EXERCISE PROMPT — Convert each line of the records below into a JSON list of strings, one string per line, skipping any blank lines.

RECORD EXCERPTS —
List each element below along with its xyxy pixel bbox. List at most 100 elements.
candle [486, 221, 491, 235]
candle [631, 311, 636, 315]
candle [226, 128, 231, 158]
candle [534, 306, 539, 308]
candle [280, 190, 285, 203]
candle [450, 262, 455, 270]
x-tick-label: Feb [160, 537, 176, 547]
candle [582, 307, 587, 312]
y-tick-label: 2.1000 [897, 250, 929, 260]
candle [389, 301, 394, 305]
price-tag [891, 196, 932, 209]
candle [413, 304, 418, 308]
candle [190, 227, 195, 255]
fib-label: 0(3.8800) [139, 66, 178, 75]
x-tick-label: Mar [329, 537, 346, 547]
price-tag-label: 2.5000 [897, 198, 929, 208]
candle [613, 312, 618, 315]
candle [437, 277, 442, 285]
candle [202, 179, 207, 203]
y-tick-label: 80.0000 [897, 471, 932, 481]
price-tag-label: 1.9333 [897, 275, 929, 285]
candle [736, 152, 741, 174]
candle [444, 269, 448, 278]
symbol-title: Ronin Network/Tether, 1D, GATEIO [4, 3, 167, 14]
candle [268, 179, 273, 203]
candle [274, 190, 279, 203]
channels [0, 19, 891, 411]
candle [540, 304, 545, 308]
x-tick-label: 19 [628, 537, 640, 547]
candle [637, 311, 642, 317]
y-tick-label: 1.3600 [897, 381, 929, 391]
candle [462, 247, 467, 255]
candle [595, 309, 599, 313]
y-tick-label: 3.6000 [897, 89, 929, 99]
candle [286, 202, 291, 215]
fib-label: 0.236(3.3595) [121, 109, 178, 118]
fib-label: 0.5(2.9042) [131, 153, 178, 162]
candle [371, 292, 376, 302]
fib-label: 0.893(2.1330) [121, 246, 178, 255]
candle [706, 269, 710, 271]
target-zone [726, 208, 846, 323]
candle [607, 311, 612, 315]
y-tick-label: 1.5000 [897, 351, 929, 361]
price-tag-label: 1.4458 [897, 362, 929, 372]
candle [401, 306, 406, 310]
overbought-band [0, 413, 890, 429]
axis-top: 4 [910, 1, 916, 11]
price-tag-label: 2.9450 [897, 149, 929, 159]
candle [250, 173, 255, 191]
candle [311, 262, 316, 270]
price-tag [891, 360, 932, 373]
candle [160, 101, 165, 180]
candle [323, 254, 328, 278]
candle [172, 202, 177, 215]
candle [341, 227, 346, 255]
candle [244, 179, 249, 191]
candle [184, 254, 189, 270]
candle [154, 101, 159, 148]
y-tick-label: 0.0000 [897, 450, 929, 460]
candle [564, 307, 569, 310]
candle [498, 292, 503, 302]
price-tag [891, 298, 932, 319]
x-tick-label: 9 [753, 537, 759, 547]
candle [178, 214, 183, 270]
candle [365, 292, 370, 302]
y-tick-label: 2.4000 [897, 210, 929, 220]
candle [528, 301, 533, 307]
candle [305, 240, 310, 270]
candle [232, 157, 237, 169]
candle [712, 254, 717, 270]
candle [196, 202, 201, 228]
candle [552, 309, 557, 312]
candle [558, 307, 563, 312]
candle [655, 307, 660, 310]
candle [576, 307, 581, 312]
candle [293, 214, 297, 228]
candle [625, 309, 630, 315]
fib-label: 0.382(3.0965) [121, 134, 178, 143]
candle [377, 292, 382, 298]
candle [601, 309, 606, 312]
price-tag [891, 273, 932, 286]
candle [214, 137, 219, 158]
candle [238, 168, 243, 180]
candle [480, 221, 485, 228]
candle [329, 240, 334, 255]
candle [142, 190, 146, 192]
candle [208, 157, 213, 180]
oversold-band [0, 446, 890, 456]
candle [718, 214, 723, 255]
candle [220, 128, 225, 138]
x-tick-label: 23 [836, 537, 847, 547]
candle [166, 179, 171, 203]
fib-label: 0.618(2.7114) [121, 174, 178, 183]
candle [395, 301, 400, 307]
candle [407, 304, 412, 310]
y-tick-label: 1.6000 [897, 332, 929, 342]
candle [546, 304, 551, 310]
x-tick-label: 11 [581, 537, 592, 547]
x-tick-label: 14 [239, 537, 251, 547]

RESULT —
[
  "List each element below along with its xyxy pixel bbox. List at most 100 elements.",
  "candle [486, 221, 491, 235]",
  "candle [631, 311, 636, 315]",
  "candle [226, 128, 231, 158]",
  "candle [534, 306, 539, 308]",
  "candle [280, 190, 285, 203]",
  "candle [450, 262, 455, 270]",
  "x-tick-label: Feb [160, 537, 176, 547]",
  "candle [582, 307, 587, 312]",
  "y-tick-label: 2.1000 [897, 250, 929, 260]",
  "candle [389, 301, 394, 305]",
  "price-tag [891, 196, 932, 209]",
  "candle [413, 304, 418, 308]",
  "candle [190, 227, 195, 255]",
  "fib-label: 0(3.8800) [139, 66, 178, 75]",
  "x-tick-label: Mar [329, 537, 346, 547]",
  "price-tag-label: 2.5000 [897, 198, 929, 208]",
  "candle [613, 312, 618, 315]",
  "candle [437, 277, 442, 285]",
  "candle [202, 179, 207, 203]",
  "y-tick-label: 80.0000 [897, 471, 932, 481]",
  "price-tag-label: 1.9333 [897, 275, 929, 285]",
  "candle [736, 152, 741, 174]",
  "candle [444, 269, 448, 278]",
  "symbol-title: Ronin Network/Tether, 1D, GATEIO [4, 3, 167, 14]",
  "candle [268, 179, 273, 203]",
  "candle [274, 190, 279, 203]",
  "channels [0, 19, 891, 411]",
  "candle [540, 304, 545, 308]",
  "x-tick-label: 19 [628, 537, 640, 547]",
  "candle [637, 311, 642, 317]",
  "y-tick-label: 1.3600 [897, 381, 929, 391]",
  "candle [462, 247, 467, 255]",
  "candle [595, 309, 599, 313]",
  "y-tick-label: 3.6000 [897, 89, 929, 99]",
  "candle [286, 202, 291, 215]",
  "fib-label: 0.236(3.3595) [121, 109, 178, 118]",
  "fib-label: 0.5(2.9042) [131, 153, 178, 162]",
  "candle [371, 292, 376, 302]",
  "fib-label: 0.893(2.1330) [121, 246, 178, 255]",
  "candle [706, 269, 710, 271]",
  "target-zone [726, 208, 846, 323]",
  "candle [607, 311, 612, 315]",
  "y-tick-label: 1.5000 [897, 351, 929, 361]",
  "price-tag-label: 1.4458 [897, 362, 929, 372]",
  "candle [401, 306, 406, 310]",
  "overbought-band [0, 413, 890, 429]",
  "axis-top: 4 [910, 1, 916, 11]",
  "price-tag-label: 2.9450 [897, 149, 929, 159]",
  "candle [250, 173, 255, 191]",
  "candle [311, 262, 316, 270]",
  "price-tag [891, 360, 932, 373]",
  "candle [160, 101, 165, 180]",
  "candle [323, 254, 328, 278]",
  "candle [172, 202, 177, 215]",
  "candle [341, 227, 346, 255]",
  "candle [244, 179, 249, 191]",
  "candle [184, 254, 189, 270]",
  "candle [154, 101, 159, 148]",
  "y-tick-label: 0.0000 [897, 450, 929, 460]",
  "candle [564, 307, 569, 310]",
  "candle [498, 292, 503, 302]",
  "price-tag [891, 298, 932, 319]",
  "x-tick-label: 9 [753, 537, 759, 547]",
  "candle [178, 214, 183, 270]",
  "candle [365, 292, 370, 302]",
  "y-tick-label: 2.4000 [897, 210, 929, 220]",
  "candle [528, 301, 533, 307]",
  "candle [305, 240, 310, 270]",
  "candle [232, 157, 237, 169]",
  "candle [712, 254, 717, 270]",
  "candle [196, 202, 201, 228]",
  "candle [552, 309, 557, 312]",
  "candle [558, 307, 563, 312]",
  "candle [655, 307, 660, 310]",
  "candle [576, 307, 581, 312]",
  "candle [293, 214, 297, 228]",
  "candle [625, 309, 630, 315]",
  "fib-label: 0.382(3.0965) [121, 134, 178, 143]",
  "candle [377, 292, 382, 298]",
  "candle [601, 309, 606, 312]",
  "price-tag [891, 273, 932, 286]",
  "candle [214, 137, 219, 158]",
  "candle [238, 168, 243, 180]",
  "candle [480, 221, 485, 228]",
  "candle [329, 240, 334, 255]",
  "candle [142, 190, 146, 192]",
  "candle [208, 157, 213, 180]",
  "oversold-band [0, 446, 890, 456]",
  "candle [718, 214, 723, 255]",
  "candle [220, 128, 225, 138]",
  "x-tick-label: 23 [836, 537, 847, 547]",
  "candle [166, 179, 171, 203]",
  "fib-label: 0.618(2.7114) [121, 174, 178, 183]",
  "candle [395, 301, 400, 307]",
  "candle [407, 304, 412, 310]",
  "y-tick-label: 1.6000 [897, 332, 929, 342]",
  "candle [546, 304, 551, 310]",
  "x-tick-label: 11 [581, 537, 592, 547]",
  "x-tick-label: 14 [239, 537, 251, 547]"
]